● **Written task**: Present each line of the entries below that holds the word "JSON".

● **Supplied information**:
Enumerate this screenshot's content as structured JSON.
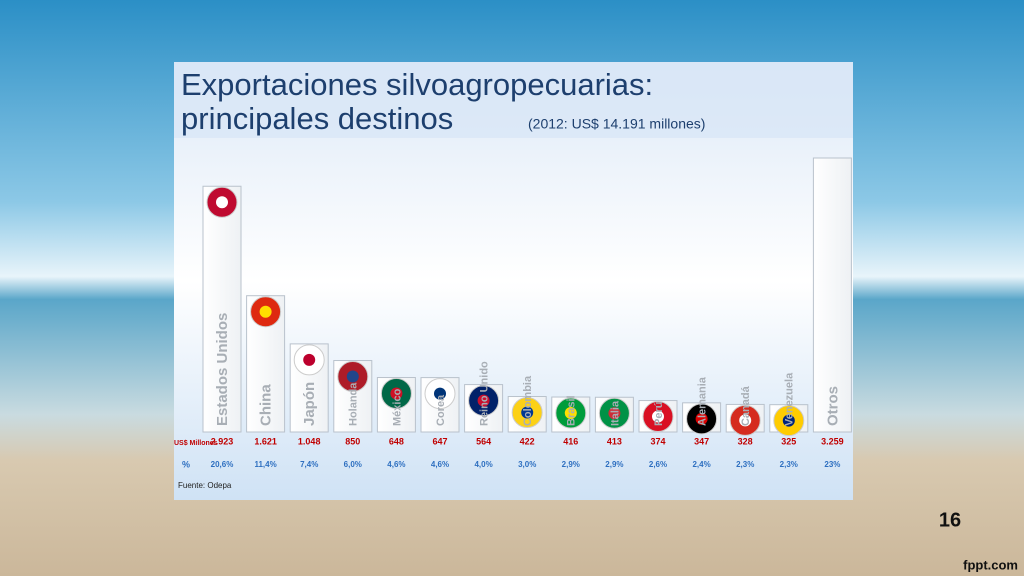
{
  "chart_data": {
    "type": "bar",
    "title": "Exportaciones silvoagropecuarias:",
    "subtitle": "principales destinos",
    "title_note": "(2012: US$ 14.191 millones)",
    "categories": [
      "Estados Unidos",
      "China",
      "Japón",
      "Holanda",
      "México",
      "Corea",
      "Reino Unido",
      "Colombia",
      "Brasil",
      "Italia",
      "Perú",
      "Alemania",
      "Canadá",
      "Venezuela",
      "Otros"
    ],
    "series": [
      {
        "name": "US$ Millones",
        "color": "#c00000",
        "values": [
          2923,
          1621,
          1048,
          850,
          648,
          647,
          564,
          422,
          416,
          413,
          374,
          347,
          328,
          325,
          3259
        ],
        "value_labels": [
          "2.923",
          "1.621",
          "1.048",
          "850",
          "648",
          "647",
          "564",
          "422",
          "416",
          "413",
          "374",
          "347",
          "328",
          "325",
          "3.259"
        ]
      },
      {
        "name": "%",
        "color": "#2e6fc0",
        "values": [
          20.6,
          11.4,
          7.4,
          6.0,
          4.6,
          4.6,
          4.0,
          3.0,
          2.9,
          2.9,
          2.6,
          2.4,
          2.3,
          2.3,
          23
        ],
        "value_labels": [
          "20,6%",
          "11,4%",
          "7,4%",
          "6,0%",
          "4,6%",
          "4,6%",
          "4,0%",
          "3,0%",
          "2,9%",
          "2,9%",
          "2,6%",
          "2,4%",
          "2,3%",
          "2,3%",
          "23%"
        ]
      }
    ],
    "source": "Fuente: Odepa"
  },
  "slide_number": "16",
  "footer": "fppt.com"
}
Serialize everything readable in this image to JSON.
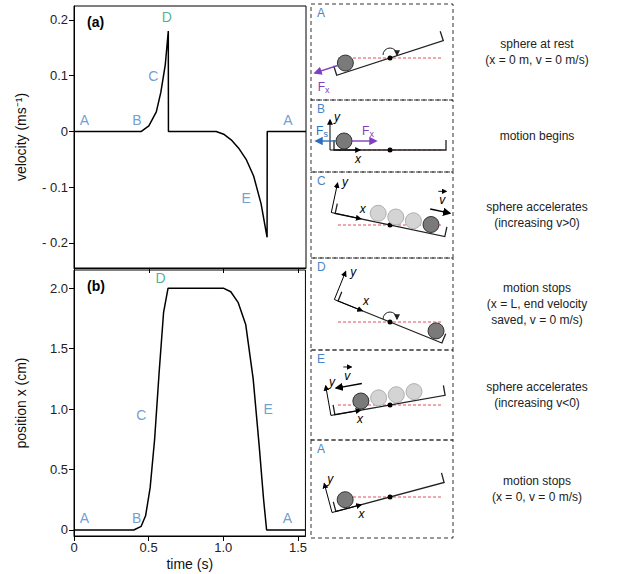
{
  "chart_data": [
    {
      "type": "line",
      "title": "(a)",
      "y_label": "velocity (ms⁻¹)",
      "color": "#000000",
      "x": [
        0,
        0.3,
        0.45,
        0.5,
        0.55,
        0.58,
        0.61,
        0.63,
        0.631,
        0.95,
        1.0,
        1.05,
        1.1,
        1.15,
        1.2,
        1.25,
        1.29,
        1.291,
        1.55
      ],
      "values": [
        0,
        0,
        0,
        0.01,
        0.035,
        0.07,
        0.12,
        0.18,
        0,
        0,
        -0.005,
        -0.015,
        -0.03,
        -0.05,
        -0.08,
        -0.13,
        -0.19,
        0,
        0
      ],
      "xlim": [
        0,
        1.55
      ],
      "xticks": [
        0,
        0.5,
        {
          "value": 1,
          "label": "1.0"
        },
        1.5
      ],
      "ylim": [
        -0.245,
        0.225
      ],
      "yticks": [
        {
          "value": -0.2,
          "label": "- 0.2"
        },
        {
          "value": -0.1,
          "label": "- 0.1"
        },
        0,
        0.1,
        0.2
      ],
      "grid": false,
      "tick_labels": "y",
      "annotations": [
        {
          "text": "A",
          "x": 0.07,
          "y": 0.02,
          "color": "#4a86c5"
        },
        {
          "text": "B",
          "x": 0.42,
          "y": 0.02,
          "color": "#4a86c5"
        },
        {
          "text": "C",
          "x": 0.53,
          "y": 0.1,
          "color": "#4a86c5"
        },
        {
          "text": "D",
          "x": 0.62,
          "y": 0.205,
          "color": "#1f9e79"
        },
        {
          "text": "E",
          "x": 1.15,
          "y": -0.12,
          "color": "#4a86c5"
        },
        {
          "text": "A",
          "x": 1.43,
          "y": 0.02,
          "color": "#4a86c5"
        }
      ]
    },
    {
      "type": "line",
      "title": "(b)",
      "x_label": "time (s)",
      "y_label": "position x (cm)",
      "color": "#000000",
      "x": [
        0,
        0.4,
        0.45,
        0.48,
        0.51,
        0.54,
        0.57,
        0.6,
        0.63,
        1.0,
        1.05,
        1.1,
        1.15,
        1.2,
        1.24,
        1.27,
        1.29,
        1.55
      ],
      "values": [
        0,
        0,
        0.03,
        0.12,
        0.35,
        0.75,
        1.3,
        1.8,
        2.0,
        2.0,
        1.97,
        1.88,
        1.7,
        1.25,
        0.7,
        0.25,
        0,
        0
      ],
      "xlim": [
        0,
        1.55
      ],
      "xticks": [
        0,
        0.5,
        {
          "value": 1,
          "label": "1.0"
        },
        1.5
      ],
      "ylim": [
        -0.05,
        2.15
      ],
      "yticks": [
        0,
        0.5,
        {
          "value": 1,
          "label": "1.0"
        },
        1.5,
        {
          "value": 2,
          "label": "2.0"
        }
      ],
      "grid": false,
      "annotations": [
        {
          "text": "A",
          "x": 0.07,
          "y": 0.1,
          "color": "#4a86c5"
        },
        {
          "text": "B",
          "x": 0.42,
          "y": 0.1,
          "color": "#4a86c5"
        },
        {
          "text": "C",
          "x": 0.45,
          "y": 0.95,
          "color": "#4a86c5"
        },
        {
          "text": "D",
          "x": 0.58,
          "y": 2.08,
          "color": "#1f9e79"
        },
        {
          "text": "E",
          "x": 1.3,
          "y": 1.0,
          "color": "#4a86c5"
        },
        {
          "text": "A",
          "x": 1.43,
          "y": 0.1,
          "color": "#4a86c5"
        }
      ]
    }
  ],
  "diagram": {
    "letter_color": "#4a86c5",
    "panels": [
      {
        "letter": "A",
        "caption": [
          "sphere at rest",
          "(x = 0 m, v = 0 m/s)"
        ],
        "labels": [
          {
            "text": "F",
            "sub": "x",
            "color": "#7f3fbf"
          }
        ]
      },
      {
        "letter": "B",
        "caption": [
          "motion begins"
        ],
        "labels": [
          {
            "text": "y",
            "color": "#000000"
          },
          {
            "text": "x",
            "color": "#000000"
          },
          {
            "text": "F",
            "sub": "s",
            "color": "#2d6fbf"
          },
          {
            "text": "F",
            "sub": "x",
            "color": "#7f3fbf"
          }
        ]
      },
      {
        "letter": "C",
        "caption": [
          "sphere accelerates",
          "(increasing v>0)"
        ],
        "labels": [
          {
            "text": "y",
            "color": "#000000"
          },
          {
            "text": "x",
            "color": "#000000"
          },
          {
            "text": "v",
            "vector": true,
            "color": "#000000"
          }
        ]
      },
      {
        "letter": "D",
        "caption": [
          "motion stops",
          "(x = L, end velocity",
          "saved, v = 0 m/s)"
        ],
        "labels": [
          {
            "text": "y",
            "color": "#000000"
          },
          {
            "text": "x",
            "color": "#000000"
          }
        ]
      },
      {
        "letter": "E",
        "caption": [
          "sphere accelerates",
          "(increasing v<0)"
        ],
        "labels": [
          {
            "text": "y",
            "color": "#000000"
          },
          {
            "text": "x",
            "color": "#000000"
          },
          {
            "text": "v",
            "vector": true,
            "color": "#000000"
          }
        ]
      },
      {
        "letter": "A",
        "caption": [
          "motion stops",
          "(x = 0, v = 0 m/s)"
        ],
        "labels": [
          {
            "text": "y",
            "color": "#000000"
          },
          {
            "text": "x",
            "color": "#000000"
          }
        ]
      }
    ]
  }
}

● **Task output**:
Enumerate this screenshot's content as structured JSON.
Serialize everything readable in this image to JSON.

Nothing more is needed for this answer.